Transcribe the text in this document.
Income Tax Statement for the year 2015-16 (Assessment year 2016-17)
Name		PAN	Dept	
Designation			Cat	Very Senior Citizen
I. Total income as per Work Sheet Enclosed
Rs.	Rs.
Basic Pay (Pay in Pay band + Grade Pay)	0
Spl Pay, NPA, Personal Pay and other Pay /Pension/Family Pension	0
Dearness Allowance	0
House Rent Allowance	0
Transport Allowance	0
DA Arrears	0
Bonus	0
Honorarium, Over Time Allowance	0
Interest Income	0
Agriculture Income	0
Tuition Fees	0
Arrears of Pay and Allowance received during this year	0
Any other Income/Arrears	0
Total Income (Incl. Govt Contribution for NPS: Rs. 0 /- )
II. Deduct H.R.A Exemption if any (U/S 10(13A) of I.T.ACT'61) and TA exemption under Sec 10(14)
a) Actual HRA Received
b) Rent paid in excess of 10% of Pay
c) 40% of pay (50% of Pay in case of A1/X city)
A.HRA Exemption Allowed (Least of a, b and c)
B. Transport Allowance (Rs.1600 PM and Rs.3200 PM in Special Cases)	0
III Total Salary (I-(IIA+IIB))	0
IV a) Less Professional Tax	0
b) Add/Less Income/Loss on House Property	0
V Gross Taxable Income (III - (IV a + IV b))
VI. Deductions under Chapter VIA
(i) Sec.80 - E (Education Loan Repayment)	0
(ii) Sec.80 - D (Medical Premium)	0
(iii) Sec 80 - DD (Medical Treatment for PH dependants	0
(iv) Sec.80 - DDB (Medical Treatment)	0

**WORK REQUIRED**
Each line of the material must be restated exactly.

**WRITTEN SOLUTION**
Transcribe the text in this document.
Income Tax Statement for the year 2015-16 (Assessment year 2016-17)
Name		PAN	Dept	
Designation			Cat	Very Senior Citizen
I. Total income as per Work Sheet Enclosed
Rs.	Rs.
Basic Pay (Pay in Pay band + Grade Pay)	0
Spl Pay, NPA, Personal Pay and other Pay /Pension/Family Pension	0
Dearness Allowance	0
House Rent Allowance	0
Transport Allowance	0
DA Arrears	0
Bonus	0
Honorarium, Over Time Allowance	0
Interest Income	0
Agriculture Income	0
Tuition Fees	0
Arrears of Pay and Allowance received during this year	0
Any other Income/Arrears	0
Total Income (Incl. Govt Contribution for NPS: Rs. 0 /- )
II. Deduct H.R.A Exemption if any (U/S 10(13A) of I.T.ACT'61) and TA exemption under Sec 10(14)
a) Actual HRA Received
b) Rent paid in excess of 10% of Pay
c) 40% of pay (50% of Pay in case of A1/X city)
A.HRA Exemption Allowed (Least of a, b and c)
B. Transport Allowance (Rs.1600 PM and Rs.3200 PM in Special Cases)	0
III Total Salary (I-(IIA+IIB))	0
IV a) Less Professional Tax	0
b) Add/Less Income/Loss on House Property	0
V Gross Taxable Income (III - (IV a + IV b))
VI. Deductions under Chapter VIA
(i) Sec.80 - E (Education Loan Repayment)	0
(ii) Sec.80 - D (Medical Premium)	0
(iii) Sec 80 - DD (Medical Treatment for PH dependants	0
(iv) Sec.80 - DDB (Medical Treatment)	0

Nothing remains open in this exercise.